Provided records →
━━━━━━━━━━
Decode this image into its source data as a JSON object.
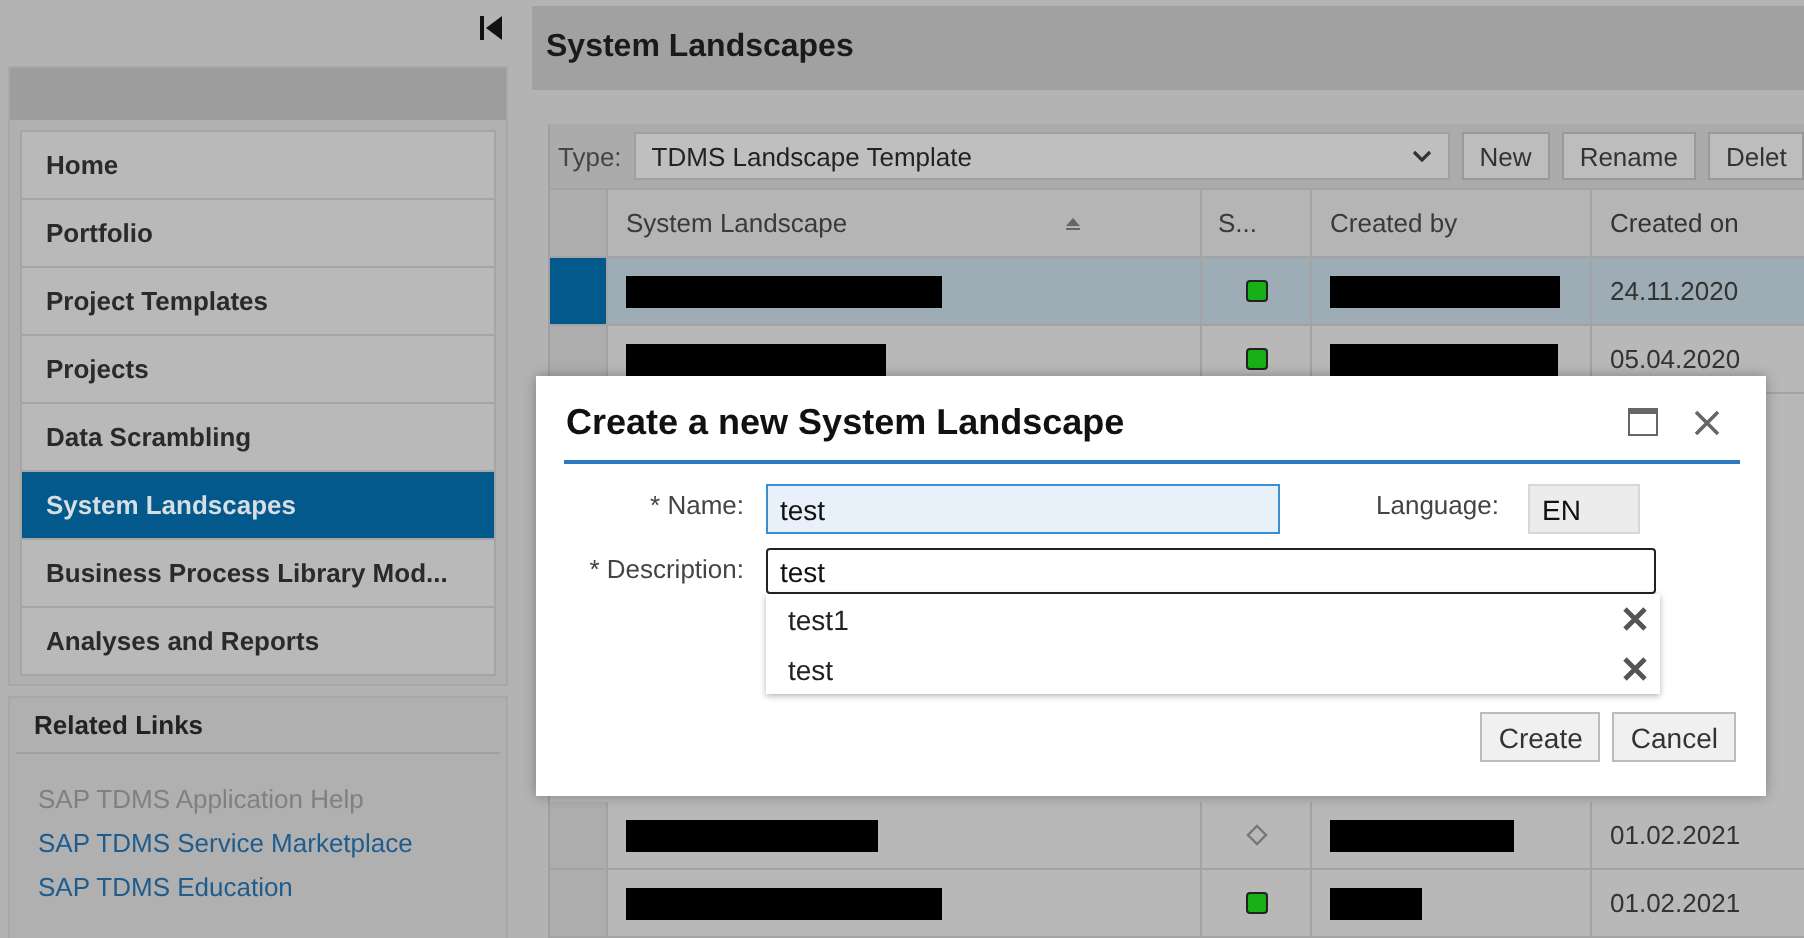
{
  "sidebar": {
    "items": [
      {
        "label": "Home",
        "selected": false
      },
      {
        "label": "Portfolio",
        "selected": false
      },
      {
        "label": "Project Templates",
        "selected": false
      },
      {
        "label": "Projects",
        "selected": false
      },
      {
        "label": "Data Scrambling",
        "selected": false
      },
      {
        "label": "System Landscapes",
        "selected": true
      },
      {
        "label": "Business Process Library Mod...",
        "selected": false
      },
      {
        "label": "Analyses and Reports",
        "selected": false
      }
    ],
    "related_links": {
      "title": "Related Links",
      "links": [
        {
          "label": "SAP TDMS Application Help",
          "disabled": true
        },
        {
          "label": "SAP TDMS Service Marketplace",
          "disabled": false
        },
        {
          "label": "SAP TDMS Education",
          "disabled": false
        }
      ]
    }
  },
  "page_title": "System Landscapes",
  "toolbar": {
    "type_label": "Type:",
    "type_value": "TDMS Landscape Template",
    "buttons": [
      "New",
      "Rename",
      "Delet"
    ]
  },
  "table": {
    "columns": [
      "System Landscape",
      "S...",
      "Created by",
      "Created on"
    ],
    "rows": [
      {
        "selected": true,
        "kind": "ok",
        "created_on": "24.11.2020"
      },
      {
        "selected": false,
        "kind": "ok",
        "created_on": "05.04.2020"
      },
      {
        "selected": false,
        "kind": "inactive",
        "created_on": "01.02.2021"
      },
      {
        "selected": false,
        "kind": "ok",
        "created_on": "01.02.2021"
      }
    ]
  },
  "dialog": {
    "title": "Create a new System Landscape",
    "name_label": "* Name:",
    "name_value": "test",
    "language_label": "Language:",
    "language_value": "EN",
    "description_label": "* Description:",
    "description_value": "test",
    "suggestions": [
      "test1",
      "test"
    ],
    "buttons": [
      "Create",
      "Cancel"
    ]
  }
}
━━━━━━━━━━
Set exercise → Reproduce each entry verbatim, excluding any embedded images.

Completed task →
Decode this image into its source data as a JSON object.
{
  "sidebar": {
    "items": [
      {
        "label": "Home",
        "selected": false
      },
      {
        "label": "Portfolio",
        "selected": false
      },
      {
        "label": "Project Templates",
        "selected": false
      },
      {
        "label": "Projects",
        "selected": false
      },
      {
        "label": "Data Scrambling",
        "selected": false
      },
      {
        "label": "System Landscapes",
        "selected": true
      },
      {
        "label": "Business Process Library Mod...",
        "selected": false
      },
      {
        "label": "Analyses and Reports",
        "selected": false
      }
    ],
    "related_links": {
      "title": "Related Links",
      "links": [
        {
          "label": "SAP TDMS Application Help",
          "disabled": true
        },
        {
          "label": "SAP TDMS Service Marketplace",
          "disabled": false
        },
        {
          "label": "SAP TDMS Education",
          "disabled": false
        }
      ]
    }
  },
  "page_title": "System Landscapes",
  "toolbar": {
    "type_label": "Type:",
    "type_value": "TDMS Landscape Template",
    "buttons": [
      "New",
      "Rename",
      "Delet"
    ]
  },
  "table": {
    "columns": [
      "System Landscape",
      "S...",
      "Created by",
      "Created on"
    ],
    "rows": [
      {
        "selected": true,
        "kind": "ok",
        "created_on": "24.11.2020"
      },
      {
        "selected": false,
        "kind": "ok",
        "created_on": "05.04.2020"
      },
      {
        "selected": false,
        "kind": "inactive",
        "created_on": "01.02.2021"
      },
      {
        "selected": false,
        "kind": "ok",
        "created_on": "01.02.2021"
      }
    ]
  },
  "dialog": {
    "title": "Create a new System Landscape",
    "name_label": "* Name:",
    "name_value": "test",
    "language_label": "Language:",
    "language_value": "EN",
    "description_label": "* Description:",
    "description_value": "test",
    "suggestions": [
      "test1",
      "test"
    ],
    "buttons": [
      "Create",
      "Cancel"
    ]
  }
}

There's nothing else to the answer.